**Your objective:** Every entry that follows should be output again, word for word.

>>>>>

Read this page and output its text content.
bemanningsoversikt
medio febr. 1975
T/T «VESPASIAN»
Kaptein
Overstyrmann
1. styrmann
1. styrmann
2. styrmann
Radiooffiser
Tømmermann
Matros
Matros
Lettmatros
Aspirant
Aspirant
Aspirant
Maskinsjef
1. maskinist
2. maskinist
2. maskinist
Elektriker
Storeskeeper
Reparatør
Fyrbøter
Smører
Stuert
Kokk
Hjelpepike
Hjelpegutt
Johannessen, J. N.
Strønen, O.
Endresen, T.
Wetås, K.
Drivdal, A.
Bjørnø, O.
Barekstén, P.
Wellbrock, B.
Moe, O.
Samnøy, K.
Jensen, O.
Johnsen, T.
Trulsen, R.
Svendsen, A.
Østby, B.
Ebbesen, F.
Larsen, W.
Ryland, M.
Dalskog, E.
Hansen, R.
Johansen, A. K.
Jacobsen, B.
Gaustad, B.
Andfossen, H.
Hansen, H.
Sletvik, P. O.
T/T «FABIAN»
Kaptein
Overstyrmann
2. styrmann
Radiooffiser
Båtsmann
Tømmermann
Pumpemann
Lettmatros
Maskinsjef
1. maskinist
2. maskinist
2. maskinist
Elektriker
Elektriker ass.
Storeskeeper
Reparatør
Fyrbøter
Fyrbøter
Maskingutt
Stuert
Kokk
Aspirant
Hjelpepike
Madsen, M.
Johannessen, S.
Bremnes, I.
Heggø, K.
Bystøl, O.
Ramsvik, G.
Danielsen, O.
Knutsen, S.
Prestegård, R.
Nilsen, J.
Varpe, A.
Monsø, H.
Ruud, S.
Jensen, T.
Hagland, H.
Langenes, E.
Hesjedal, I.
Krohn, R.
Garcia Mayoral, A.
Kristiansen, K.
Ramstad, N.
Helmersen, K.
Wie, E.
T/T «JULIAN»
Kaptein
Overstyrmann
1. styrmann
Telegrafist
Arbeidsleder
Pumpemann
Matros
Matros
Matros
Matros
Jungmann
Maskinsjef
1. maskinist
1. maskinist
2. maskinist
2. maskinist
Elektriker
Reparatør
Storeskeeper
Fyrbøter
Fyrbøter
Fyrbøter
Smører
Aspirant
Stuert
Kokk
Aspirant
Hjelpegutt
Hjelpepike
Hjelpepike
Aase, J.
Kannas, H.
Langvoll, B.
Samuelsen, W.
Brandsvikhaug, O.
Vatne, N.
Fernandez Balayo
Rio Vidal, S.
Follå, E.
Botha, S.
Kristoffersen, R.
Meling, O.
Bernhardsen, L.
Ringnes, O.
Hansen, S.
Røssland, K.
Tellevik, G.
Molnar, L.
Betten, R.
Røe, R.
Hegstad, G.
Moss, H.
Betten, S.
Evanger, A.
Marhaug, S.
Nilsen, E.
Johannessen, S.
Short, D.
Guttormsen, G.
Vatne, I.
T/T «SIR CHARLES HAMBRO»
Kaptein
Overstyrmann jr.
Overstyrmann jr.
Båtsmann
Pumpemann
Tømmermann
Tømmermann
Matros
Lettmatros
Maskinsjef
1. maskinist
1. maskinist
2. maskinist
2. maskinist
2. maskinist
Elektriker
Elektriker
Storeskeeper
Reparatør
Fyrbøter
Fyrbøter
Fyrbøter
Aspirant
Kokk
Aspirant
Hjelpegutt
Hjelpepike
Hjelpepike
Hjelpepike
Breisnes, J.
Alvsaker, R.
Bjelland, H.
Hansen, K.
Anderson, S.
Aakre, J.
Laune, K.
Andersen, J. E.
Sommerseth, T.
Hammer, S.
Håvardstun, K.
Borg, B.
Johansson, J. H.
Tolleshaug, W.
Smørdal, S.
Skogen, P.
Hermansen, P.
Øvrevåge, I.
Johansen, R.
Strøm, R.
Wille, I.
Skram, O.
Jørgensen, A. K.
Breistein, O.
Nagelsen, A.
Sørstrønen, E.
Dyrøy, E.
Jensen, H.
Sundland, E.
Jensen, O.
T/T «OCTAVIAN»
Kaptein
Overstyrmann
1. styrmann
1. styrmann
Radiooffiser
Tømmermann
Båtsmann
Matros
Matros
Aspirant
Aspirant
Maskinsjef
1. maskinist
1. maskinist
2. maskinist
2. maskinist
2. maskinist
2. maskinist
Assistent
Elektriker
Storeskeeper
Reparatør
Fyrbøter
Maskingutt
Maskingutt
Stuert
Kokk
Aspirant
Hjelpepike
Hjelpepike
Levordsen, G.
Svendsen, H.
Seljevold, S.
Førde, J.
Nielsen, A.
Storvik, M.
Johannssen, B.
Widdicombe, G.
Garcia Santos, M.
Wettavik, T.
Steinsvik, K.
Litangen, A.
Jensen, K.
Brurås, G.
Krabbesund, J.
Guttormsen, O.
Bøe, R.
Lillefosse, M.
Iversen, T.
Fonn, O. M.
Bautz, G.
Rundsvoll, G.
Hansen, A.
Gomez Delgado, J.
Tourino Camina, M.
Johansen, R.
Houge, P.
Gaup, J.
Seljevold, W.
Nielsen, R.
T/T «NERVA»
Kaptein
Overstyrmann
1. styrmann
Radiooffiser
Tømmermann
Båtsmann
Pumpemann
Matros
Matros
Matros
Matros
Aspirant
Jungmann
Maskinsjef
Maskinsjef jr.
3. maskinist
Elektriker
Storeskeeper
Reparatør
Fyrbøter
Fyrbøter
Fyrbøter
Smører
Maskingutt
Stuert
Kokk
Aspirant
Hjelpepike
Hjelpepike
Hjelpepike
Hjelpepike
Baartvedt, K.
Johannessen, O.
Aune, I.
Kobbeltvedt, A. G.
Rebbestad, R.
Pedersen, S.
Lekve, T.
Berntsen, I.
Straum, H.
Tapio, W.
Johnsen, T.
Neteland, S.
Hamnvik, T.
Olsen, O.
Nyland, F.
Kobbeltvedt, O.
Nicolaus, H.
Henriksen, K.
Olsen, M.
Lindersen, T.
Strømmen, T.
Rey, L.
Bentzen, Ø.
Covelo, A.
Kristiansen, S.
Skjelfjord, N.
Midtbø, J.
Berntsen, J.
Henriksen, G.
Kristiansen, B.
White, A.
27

<<<<<

**Written answer:**
Read this page and output its text content.
bemanningsoversikt
medio febr. 1975
T/T «VESPASIAN»
Kaptein
Overstyrmann
1. styrmann
1. styrmann
2. styrmann
Radiooffiser
Tømmermann
Matros
Matros
Lettmatros
Aspirant
Aspirant
Aspirant
Maskinsjef
1. maskinist
2. maskinist
2. maskinist
Elektriker
Storeskeeper
Reparatør
Fyrbøter
Smører
Stuert
Kokk
Hjelpepike
Hjelpegutt
Johannessen, J. N.
Strønen, O.
Endresen, T.
Wetås, K.
Drivdal, A.
Bjørnø, O.
Barekstén, P.
Wellbrock, B.
Moe, O.
Samnøy, K.
Jensen, O.
Johnsen, T.
Trulsen, R.
Svendsen, A.
Østby, B.
Ebbesen, F.
Larsen, W.
Ryland, M.
Dalskog, E.
Hansen, R.
Johansen, A. K.
Jacobsen, B.
Gaustad, B.
Andfossen, H.
Hansen, H.
Sletvik, P. O.
T/T «FABIAN»
Kaptein
Overstyrmann
2. styrmann
Radiooffiser
Båtsmann
Tømmermann
Pumpemann
Lettmatros
Maskinsjef
1. maskinist
2. maskinist
2. maskinist
Elektriker
Elektriker ass.
Storeskeeper
Reparatør
Fyrbøter
Fyrbøter
Maskingutt
Stuert
Kokk
Aspirant
Hjelpepike
Madsen, M.
Johannessen, S.
Bremnes, I.
Heggø, K.
Bystøl, O.
Ramsvik, G.
Danielsen, O.
Knutsen, S.
Prestegård, R.
Nilsen, J.
Varpe, A.
Monsø, H.
Ruud, S.
Jensen, T.
Hagland, H.
Langenes, E.
Hesjedal, I.
Krohn, R.
Garcia Mayoral, A.
Kristiansen, K.
Ramstad, N.
Helmersen, K.
Wie, E.
T/T «JULIAN»
Kaptein
Overstyrmann
1. styrmann
Telegrafist
Arbeidsleder
Pumpemann
Matros
Matros
Matros
Matros
Jungmann
Maskinsjef
1. maskinist
1. maskinist
2. maskinist
2. maskinist
Elektriker
Reparatør
Storeskeeper
Fyrbøter
Fyrbøter
Fyrbøter
Smører
Aspirant
Stuert
Kokk
Aspirant
Hjelpegutt
Hjelpepike
Hjelpepike
Aase, J.
Kannas, H.
Langvoll, B.
Samuelsen, W.
Brandsvikhaug, O.
Vatne, N.
Fernandez Balayo
Rio Vidal, S.
Follå, E.
Botha, S.
Kristoffersen, R.
Meling, O.
Bernhardsen, L.
Ringnes, O.
Hansen, S.
Røssland, K.
Tellevik, G.
Molnar, L.
Betten, R.
Røe, R.
Hegstad, G.
Moss, H.
Betten, S.
Evanger, A.
Marhaug, S.
Nilsen, E.
Johannessen, S.
Short, D.
Guttormsen, G.
Vatne, I.
T/T «SIR CHARLES HAMBRO»
Kaptein
Overstyrmann jr.
Overstyrmann jr.
Båtsmann
Pumpemann
Tømmermann
Tømmermann
Matros
Lettmatros
Maskinsjef
1. maskinist
1. maskinist
2. maskinist
2. maskinist
2. maskinist
Elektriker
Elektriker
Storeskeeper
Reparatør
Fyrbøter
Fyrbøter
Fyrbøter
Aspirant
Kokk
Aspirant
Hjelpegutt
Hjelpepike
Hjelpepike
Hjelpepike
Breisnes, J.
Alvsaker, R.
Bjelland, H.
Hansen, K.
Anderson, S.
Aakre, J.
Laune, K.
Andersen, J. E.
Sommerseth, T.
Hammer, S.
Håvardstun, K.
Borg, B.
Johansson, J. H.
Tolleshaug, W.
Smørdal, S.
Skogen, P.
Hermansen, P.
Øvrevåge, I.
Johansen, R.
Strøm, R.
Wille, I.
Skram, O.
Jørgensen, A. K.
Breistein, O.
Nagelsen, A.
Sørstrønen, E.
Dyrøy, E.
Jensen, H.
Sundland, E.
Jensen, O.
T/T «OCTAVIAN»
Kaptein
Overstyrmann
1. styrmann
1. styrmann
Radiooffiser
Tømmermann
Båtsmann
Matros
Matros
Aspirant
Aspirant
Maskinsjef
1. maskinist
1. maskinist
2. maskinist
2. maskinist
2. maskinist
2. maskinist
Assistent
Elektriker
Storeskeeper
Reparatør
Fyrbøter
Maskingutt
Maskingutt
Stuert
Kokk
Aspirant
Hjelpepike
Hjelpepike
Levordsen, G.
Svendsen, H.
Seljevold, S.
Førde, J.
Nielsen, A.
Storvik, M.
Johannssen, B.
Widdicombe, G.
Garcia Santos, M.
Wettavik, T.
Steinsvik, K.
Litangen, A.
Jensen, K.
Brurås, G.
Krabbesund, J.
Guttormsen, O.
Bøe, R.
Lillefosse, M.
Iversen, T.
Fonn, O. M.
Bautz, G.
Rundsvoll, G.
Hansen, A.
Gomez Delgado, J.
Tourino Camina, M.
Johansen, R.
Houge, P.
Gaup, J.
Seljevold, W.
Nielsen, R.
T/T «NERVA»
Kaptein
Overstyrmann
1. styrmann
Radiooffiser
Tømmermann
Båtsmann
Pumpemann
Matros
Matros
Matros
Matros
Aspirant
Jungmann
Maskinsjef
Maskinsjef jr.
3. maskinist
Elektriker
Storeskeeper
Reparatør
Fyrbøter
Fyrbøter
Fyrbøter
Smører
Maskingutt
Stuert
Kokk
Aspirant
Hjelpepike
Hjelpepike
Hjelpepike
Hjelpepike
Baartvedt, K.
Johannessen, O.
Aune, I.
Kobbeltvedt, A. G.
Rebbestad, R.
Pedersen, S.
Lekve, T.
Berntsen, I.
Straum, H.
Tapio, W.
Johnsen, T.
Neteland, S.
Hamnvik, T.
Olsen, O.
Nyland, F.
Kobbeltvedt, O.
Nicolaus, H.
Henriksen, K.
Olsen, M.
Lindersen, T.
Strømmen, T.
Rey, L.
Bentzen, Ø.
Covelo, A.
Kristiansen, S.
Skjelfjord, N.
Midtbø, J.
Berntsen, J.
Henriksen, G.
Kristiansen, B.
White, A.
27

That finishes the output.